▶ [YOUR TASK] Pull every line with the word "χρήστες" out of the entries below.

--- begin ---

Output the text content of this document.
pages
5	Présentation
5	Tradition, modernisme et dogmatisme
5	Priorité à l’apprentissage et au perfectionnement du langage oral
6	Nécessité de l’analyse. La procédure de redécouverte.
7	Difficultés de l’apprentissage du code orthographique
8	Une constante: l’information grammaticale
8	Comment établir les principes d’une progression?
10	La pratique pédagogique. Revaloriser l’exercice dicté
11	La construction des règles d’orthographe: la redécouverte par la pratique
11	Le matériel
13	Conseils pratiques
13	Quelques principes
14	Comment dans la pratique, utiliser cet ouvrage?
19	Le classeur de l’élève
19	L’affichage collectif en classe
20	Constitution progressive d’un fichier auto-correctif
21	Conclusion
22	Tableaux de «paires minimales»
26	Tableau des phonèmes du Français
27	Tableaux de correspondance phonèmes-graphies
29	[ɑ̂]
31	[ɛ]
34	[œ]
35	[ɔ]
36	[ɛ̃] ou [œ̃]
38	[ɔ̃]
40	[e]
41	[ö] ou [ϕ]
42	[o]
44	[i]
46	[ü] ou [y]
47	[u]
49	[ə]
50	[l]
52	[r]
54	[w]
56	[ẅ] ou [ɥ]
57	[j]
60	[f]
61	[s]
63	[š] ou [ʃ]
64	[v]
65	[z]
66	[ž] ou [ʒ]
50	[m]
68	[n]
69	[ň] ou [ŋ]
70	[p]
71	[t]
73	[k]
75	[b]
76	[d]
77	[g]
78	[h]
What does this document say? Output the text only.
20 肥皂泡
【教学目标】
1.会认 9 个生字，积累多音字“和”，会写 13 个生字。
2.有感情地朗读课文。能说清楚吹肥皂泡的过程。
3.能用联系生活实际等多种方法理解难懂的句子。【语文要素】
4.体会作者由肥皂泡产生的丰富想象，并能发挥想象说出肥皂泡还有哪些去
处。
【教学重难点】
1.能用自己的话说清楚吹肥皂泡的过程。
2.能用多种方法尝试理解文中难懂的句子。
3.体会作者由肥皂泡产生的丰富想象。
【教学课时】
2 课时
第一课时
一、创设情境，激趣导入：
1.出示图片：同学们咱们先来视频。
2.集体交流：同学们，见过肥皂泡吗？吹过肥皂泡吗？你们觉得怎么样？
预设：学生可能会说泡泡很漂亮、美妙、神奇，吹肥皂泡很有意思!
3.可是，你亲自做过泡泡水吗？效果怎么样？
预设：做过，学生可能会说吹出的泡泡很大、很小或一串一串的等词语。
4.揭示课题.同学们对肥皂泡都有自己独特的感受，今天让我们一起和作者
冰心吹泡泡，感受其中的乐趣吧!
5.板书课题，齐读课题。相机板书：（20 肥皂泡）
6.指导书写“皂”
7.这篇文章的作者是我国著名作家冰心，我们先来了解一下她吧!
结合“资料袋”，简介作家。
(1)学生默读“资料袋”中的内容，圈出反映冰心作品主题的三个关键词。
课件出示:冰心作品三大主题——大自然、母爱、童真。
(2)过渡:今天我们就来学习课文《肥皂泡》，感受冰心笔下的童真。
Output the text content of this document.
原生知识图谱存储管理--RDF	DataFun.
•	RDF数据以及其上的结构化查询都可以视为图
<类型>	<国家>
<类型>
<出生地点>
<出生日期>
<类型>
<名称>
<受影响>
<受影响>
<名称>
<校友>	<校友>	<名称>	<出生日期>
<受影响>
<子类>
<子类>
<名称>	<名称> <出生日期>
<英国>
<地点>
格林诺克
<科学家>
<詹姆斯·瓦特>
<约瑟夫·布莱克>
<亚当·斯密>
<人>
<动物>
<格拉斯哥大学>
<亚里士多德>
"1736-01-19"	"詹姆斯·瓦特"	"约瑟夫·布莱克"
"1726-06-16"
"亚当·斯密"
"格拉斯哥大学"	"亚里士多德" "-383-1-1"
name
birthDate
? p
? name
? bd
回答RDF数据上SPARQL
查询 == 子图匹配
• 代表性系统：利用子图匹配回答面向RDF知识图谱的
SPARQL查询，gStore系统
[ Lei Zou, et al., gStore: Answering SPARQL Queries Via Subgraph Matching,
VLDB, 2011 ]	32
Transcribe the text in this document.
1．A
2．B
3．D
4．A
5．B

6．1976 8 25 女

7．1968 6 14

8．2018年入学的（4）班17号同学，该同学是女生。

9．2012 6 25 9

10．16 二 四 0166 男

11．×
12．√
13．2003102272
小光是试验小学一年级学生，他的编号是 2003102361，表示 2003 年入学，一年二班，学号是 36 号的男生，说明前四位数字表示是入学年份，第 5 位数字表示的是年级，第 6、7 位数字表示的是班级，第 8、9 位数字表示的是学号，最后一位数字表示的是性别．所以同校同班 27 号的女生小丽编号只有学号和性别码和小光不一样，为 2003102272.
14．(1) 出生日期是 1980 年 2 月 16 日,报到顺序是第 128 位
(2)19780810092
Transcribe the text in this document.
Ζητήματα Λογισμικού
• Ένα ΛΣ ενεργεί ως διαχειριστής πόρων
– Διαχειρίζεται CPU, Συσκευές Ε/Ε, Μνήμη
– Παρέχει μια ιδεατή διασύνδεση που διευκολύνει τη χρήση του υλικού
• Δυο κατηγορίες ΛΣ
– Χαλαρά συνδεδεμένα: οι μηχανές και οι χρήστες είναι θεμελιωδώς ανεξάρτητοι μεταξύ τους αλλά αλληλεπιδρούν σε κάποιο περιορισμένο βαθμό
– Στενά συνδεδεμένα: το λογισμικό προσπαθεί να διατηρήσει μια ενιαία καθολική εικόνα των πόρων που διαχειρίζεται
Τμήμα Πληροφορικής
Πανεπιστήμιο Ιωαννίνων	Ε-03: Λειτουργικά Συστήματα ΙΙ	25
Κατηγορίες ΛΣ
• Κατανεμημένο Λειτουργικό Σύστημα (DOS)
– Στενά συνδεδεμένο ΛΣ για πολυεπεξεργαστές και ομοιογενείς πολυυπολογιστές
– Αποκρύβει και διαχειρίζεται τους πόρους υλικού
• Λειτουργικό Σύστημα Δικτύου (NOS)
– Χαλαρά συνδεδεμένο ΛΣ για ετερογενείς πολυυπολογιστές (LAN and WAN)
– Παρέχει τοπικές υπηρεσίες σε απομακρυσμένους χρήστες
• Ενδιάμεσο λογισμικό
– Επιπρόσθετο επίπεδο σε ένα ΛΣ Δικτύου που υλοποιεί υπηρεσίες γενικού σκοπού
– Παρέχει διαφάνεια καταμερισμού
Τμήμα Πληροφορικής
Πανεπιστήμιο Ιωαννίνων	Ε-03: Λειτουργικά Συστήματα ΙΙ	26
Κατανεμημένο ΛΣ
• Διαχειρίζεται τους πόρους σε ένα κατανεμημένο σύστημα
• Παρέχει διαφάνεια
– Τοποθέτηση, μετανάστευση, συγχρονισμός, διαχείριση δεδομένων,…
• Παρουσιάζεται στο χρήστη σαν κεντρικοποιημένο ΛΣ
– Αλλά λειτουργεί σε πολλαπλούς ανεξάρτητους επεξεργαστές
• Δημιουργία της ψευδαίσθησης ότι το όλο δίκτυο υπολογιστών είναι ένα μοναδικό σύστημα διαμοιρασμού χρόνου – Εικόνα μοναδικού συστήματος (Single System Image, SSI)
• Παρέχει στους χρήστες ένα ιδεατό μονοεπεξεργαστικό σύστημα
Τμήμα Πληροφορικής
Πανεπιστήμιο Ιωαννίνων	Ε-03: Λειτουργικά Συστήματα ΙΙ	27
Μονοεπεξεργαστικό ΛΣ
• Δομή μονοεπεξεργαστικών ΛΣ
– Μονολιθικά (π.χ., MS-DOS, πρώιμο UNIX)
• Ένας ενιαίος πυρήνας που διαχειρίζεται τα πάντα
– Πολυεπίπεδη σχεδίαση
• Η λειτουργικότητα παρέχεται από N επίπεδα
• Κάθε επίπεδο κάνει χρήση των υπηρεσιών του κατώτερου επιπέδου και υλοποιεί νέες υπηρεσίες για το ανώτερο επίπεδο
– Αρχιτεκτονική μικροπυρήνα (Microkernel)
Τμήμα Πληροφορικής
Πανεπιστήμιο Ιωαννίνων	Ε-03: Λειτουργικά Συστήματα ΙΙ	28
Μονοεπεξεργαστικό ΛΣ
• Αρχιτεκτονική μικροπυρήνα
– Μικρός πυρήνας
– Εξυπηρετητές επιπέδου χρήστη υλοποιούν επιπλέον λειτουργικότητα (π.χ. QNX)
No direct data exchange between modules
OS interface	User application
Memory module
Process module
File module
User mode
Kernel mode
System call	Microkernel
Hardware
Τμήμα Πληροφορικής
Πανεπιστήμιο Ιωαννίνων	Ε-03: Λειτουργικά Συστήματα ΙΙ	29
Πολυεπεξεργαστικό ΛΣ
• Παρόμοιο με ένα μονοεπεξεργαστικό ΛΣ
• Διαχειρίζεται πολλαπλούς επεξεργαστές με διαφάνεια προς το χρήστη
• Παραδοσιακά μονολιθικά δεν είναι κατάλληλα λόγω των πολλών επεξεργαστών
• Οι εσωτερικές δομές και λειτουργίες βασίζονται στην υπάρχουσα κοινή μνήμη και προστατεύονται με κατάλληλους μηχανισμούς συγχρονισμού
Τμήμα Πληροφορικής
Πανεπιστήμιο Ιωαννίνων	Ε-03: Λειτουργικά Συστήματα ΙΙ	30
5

--- end ---

▶ [EXPECTED OUTPUT]
– Χαλαρά συνδεδεμένα: οι μηχανές και οι χρήστες είναι θεμελιωδώς ανεξάρτητοι μεταξύ τους αλλά αλληλεπιδρούν σε κάποιο περιορισμένο βαθμό
– Παρέχει τοπικές υπηρεσίες σε απομακρυσμένους χρήστες
• Παρέχει στους χρήστες ένα ιδεατό μονοεπεξεργαστικό σύστημα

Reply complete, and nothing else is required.